___ Reading text ___
Limit Proof?

Favorite Answer

Case1. When x approaches 0 from positive value


x is positive so x^n is positive. And we know -1 ≦ sin(1/x) ≦ 1, so
-(x^n) ≦ x^n*sin(1/x) ≦ x^n.
And when x approaches 0, both of -(x^n) and x^n approach 0.
So x^n*sin(1/x) approaches 0.

Case2. When x approaches 0 from negative value

Case2A. When n is even
x is negative but x^n is positive.
So similar to case1, x^n*sin(1/x) approaches 0.

Case2B. When n is odd
x is negative so x^n is negative. Therefore, -(x^n) is positive.
And we know -1 ≦ sin(1/x) ≦ 1, so
x^n ≦ x^n*sin(1/x) ≦ -(x^n).
And when x approaches 0, both of x^n and -(x^n) approach 0.
So x^n*sin(1/x) approaches 0.
___
In the limit proof above, which inequality bounds x^n*sin(1/x) when x approaches 0 from a positive value?
___ Data excerpts ___
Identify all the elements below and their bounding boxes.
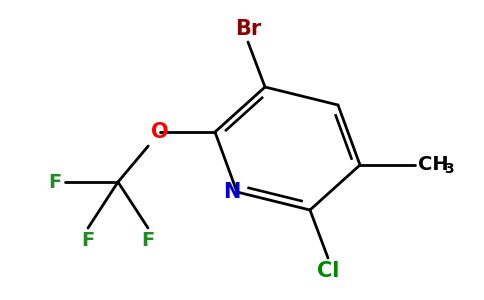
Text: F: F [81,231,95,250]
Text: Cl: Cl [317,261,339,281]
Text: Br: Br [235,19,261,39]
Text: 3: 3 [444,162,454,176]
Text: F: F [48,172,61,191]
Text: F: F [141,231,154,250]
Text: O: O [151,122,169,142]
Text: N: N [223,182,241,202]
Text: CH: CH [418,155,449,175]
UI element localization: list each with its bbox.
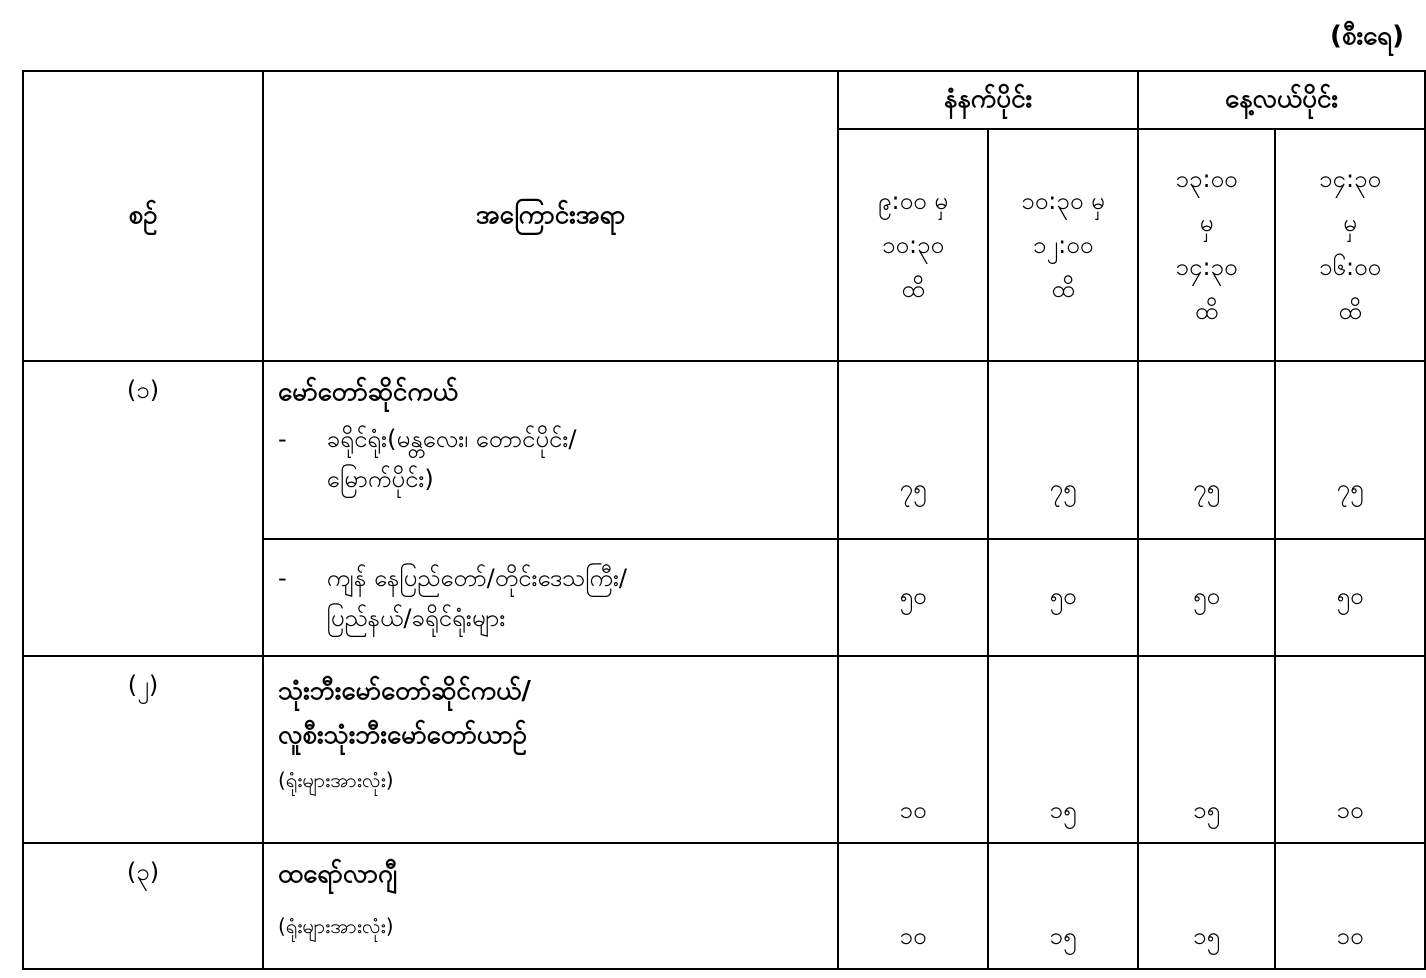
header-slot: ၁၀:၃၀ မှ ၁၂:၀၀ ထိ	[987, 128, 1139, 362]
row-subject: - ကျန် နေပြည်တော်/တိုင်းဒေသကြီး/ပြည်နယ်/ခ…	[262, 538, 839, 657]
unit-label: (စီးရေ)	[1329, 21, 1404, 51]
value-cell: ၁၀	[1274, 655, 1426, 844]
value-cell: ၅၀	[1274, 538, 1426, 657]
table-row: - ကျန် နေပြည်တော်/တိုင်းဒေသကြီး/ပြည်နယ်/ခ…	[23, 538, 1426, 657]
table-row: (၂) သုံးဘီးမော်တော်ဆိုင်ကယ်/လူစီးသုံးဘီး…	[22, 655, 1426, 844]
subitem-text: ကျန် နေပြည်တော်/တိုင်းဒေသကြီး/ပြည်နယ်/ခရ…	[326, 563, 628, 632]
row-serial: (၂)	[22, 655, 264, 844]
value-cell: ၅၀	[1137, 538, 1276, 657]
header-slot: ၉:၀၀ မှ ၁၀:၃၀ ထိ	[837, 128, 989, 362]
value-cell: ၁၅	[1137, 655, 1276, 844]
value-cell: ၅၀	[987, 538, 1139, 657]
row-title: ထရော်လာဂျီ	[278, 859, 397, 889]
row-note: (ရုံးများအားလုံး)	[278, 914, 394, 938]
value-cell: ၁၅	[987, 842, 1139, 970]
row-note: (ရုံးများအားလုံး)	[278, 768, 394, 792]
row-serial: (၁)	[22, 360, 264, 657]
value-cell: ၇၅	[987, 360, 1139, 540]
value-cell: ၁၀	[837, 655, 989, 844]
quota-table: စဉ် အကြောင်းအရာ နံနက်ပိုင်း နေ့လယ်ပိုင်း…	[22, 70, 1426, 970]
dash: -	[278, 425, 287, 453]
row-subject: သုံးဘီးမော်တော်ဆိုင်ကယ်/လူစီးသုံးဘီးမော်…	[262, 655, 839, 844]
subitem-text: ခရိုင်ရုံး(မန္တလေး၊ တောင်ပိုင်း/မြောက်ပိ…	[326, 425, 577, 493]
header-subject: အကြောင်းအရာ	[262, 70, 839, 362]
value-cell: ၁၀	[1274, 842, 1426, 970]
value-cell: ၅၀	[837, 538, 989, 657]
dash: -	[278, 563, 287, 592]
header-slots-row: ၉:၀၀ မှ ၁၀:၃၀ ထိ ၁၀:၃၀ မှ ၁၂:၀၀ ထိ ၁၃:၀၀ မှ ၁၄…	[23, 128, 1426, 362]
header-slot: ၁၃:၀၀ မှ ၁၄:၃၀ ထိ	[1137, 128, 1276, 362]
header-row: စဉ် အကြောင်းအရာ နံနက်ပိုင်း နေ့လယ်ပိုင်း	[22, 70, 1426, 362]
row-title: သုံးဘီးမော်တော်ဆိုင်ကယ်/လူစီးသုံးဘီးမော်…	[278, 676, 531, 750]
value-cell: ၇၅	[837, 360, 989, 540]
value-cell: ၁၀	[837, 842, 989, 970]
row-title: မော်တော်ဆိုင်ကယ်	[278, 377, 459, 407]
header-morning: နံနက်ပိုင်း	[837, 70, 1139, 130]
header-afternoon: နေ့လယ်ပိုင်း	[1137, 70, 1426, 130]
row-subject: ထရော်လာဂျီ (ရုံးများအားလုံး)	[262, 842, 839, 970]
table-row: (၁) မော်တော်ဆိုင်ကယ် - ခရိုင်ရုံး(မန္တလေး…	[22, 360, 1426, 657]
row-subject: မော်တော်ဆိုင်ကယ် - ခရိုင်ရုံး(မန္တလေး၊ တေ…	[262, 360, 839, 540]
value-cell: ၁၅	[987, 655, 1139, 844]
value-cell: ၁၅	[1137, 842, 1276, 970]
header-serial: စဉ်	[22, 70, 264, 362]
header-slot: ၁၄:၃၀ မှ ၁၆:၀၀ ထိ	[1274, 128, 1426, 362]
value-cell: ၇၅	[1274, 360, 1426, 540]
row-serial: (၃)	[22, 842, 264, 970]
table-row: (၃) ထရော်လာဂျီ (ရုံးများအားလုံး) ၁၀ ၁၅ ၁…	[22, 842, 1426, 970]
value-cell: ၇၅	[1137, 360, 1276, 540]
___
Written reply: -(x^n) ≦ x^n*sin(1/x) ≦ x^n